**Directive**
All of the records listed below should be retyped exactly.

**Listing**
___

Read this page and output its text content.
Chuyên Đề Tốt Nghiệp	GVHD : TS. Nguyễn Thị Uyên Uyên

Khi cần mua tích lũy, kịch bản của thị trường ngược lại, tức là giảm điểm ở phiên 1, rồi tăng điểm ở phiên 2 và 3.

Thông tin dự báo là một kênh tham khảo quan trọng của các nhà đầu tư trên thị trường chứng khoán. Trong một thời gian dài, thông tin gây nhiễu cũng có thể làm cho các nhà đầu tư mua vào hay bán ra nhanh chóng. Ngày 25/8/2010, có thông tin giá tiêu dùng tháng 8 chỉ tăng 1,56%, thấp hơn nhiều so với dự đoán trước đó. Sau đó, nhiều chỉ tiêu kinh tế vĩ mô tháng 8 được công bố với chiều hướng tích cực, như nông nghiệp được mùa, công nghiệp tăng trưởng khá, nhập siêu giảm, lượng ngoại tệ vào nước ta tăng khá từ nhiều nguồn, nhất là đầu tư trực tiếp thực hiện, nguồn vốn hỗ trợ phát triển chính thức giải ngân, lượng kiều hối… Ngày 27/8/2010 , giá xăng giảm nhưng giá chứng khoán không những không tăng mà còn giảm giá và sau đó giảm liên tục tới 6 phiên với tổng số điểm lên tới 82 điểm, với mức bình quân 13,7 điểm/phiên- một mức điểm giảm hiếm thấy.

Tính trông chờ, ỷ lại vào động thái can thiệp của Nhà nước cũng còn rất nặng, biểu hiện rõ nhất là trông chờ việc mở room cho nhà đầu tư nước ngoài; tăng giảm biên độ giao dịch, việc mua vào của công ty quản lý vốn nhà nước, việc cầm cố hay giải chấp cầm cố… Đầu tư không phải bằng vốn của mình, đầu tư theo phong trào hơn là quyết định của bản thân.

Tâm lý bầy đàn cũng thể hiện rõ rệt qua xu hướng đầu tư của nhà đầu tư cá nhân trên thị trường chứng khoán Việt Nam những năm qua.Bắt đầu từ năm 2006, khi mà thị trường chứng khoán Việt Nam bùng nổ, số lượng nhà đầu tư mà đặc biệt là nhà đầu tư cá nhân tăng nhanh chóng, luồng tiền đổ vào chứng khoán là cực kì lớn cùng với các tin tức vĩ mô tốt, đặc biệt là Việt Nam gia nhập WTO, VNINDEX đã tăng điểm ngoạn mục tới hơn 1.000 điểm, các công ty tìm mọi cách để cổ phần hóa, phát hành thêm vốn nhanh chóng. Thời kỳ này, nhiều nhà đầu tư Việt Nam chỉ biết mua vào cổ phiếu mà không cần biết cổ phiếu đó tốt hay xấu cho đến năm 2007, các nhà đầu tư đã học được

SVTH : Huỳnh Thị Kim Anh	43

___

**Exercise result**
Read this page and output its text content.
Chuyên Đề Tốt Nghiệp	GVHD : TS. Nguyễn Thị Uyên Uyên

Khi cần mua tích lũy, kịch bản của thị trường ngược lại, tức là giảm điểm ở phiên 1, rồi tăng điểm ở phiên 2 và 3.

Thông tin dự báo là một kênh tham khảo quan trọng của các nhà đầu tư trên thị trường chứng khoán. Trong một thời gian dài, thông tin gây nhiễu cũng có thể làm cho các nhà đầu tư mua vào hay bán ra nhanh chóng. Ngày 25/8/2010, có thông tin giá tiêu dùng tháng 8 chỉ tăng 1,56%, thấp hơn nhiều so với dự đoán trước đó. Sau đó, nhiều chỉ tiêu kinh tế vĩ mô tháng 8 được công bố với chiều hướng tích cực, như nông nghiệp được mùa, công nghiệp tăng trưởng khá, nhập siêu giảm, lượng ngoại tệ vào nước ta tăng khá từ nhiều nguồn, nhất là đầu tư trực tiếp thực hiện, nguồn vốn hỗ trợ phát triển chính thức giải ngân, lượng kiều hối… Ngày 27/8/2010 , giá xăng giảm nhưng giá chứng khoán không những không tăng mà còn giảm giá và sau đó giảm liên tục tới 6 phiên với tổng số điểm lên tới 82 điểm, với mức bình quân 13,7 điểm/phiên- một mức điểm giảm hiếm thấy.

Tính trông chờ, ỷ lại vào động thái can thiệp của Nhà nước cũng còn rất nặng, biểu hiện rõ nhất là trông chờ việc mở room cho nhà đầu tư nước ngoài; tăng giảm biên độ giao dịch, việc mua vào của công ty quản lý vốn nhà nước, việc cầm cố hay giải chấp cầm cố… Đầu tư không phải bằng vốn của mình, đầu tư theo phong trào hơn là quyết định của bản thân.

Tâm lý bầy đàn cũng thể hiện rõ rệt qua xu hướng đầu tư của nhà đầu tư cá nhân trên thị trường chứng khoán Việt Nam những năm qua.Bắt đầu từ năm 2006, khi mà thị trường chứng khoán Việt Nam bùng nổ, số lượng nhà đầu tư mà đặc biệt là nhà đầu tư cá nhân tăng nhanh chóng, luồng tiền đổ vào chứng khoán là cực kì lớn cùng với các tin tức vĩ mô tốt, đặc biệt là Việt Nam gia nhập WTO, VNINDEX đã tăng điểm ngoạn mục tới hơn 1.000 điểm, các công ty tìm mọi cách để cổ phần hóa, phát hành thêm vốn nhanh chóng. Thời kỳ này, nhiều nhà đầu tư Việt Nam chỉ biết mua vào cổ phiếu mà không cần biết cổ phiếu đó tốt hay xấu cho đến năm 2007, các nhà đầu tư đã học được

SVTH : Huỳnh Thị Kim Anh	43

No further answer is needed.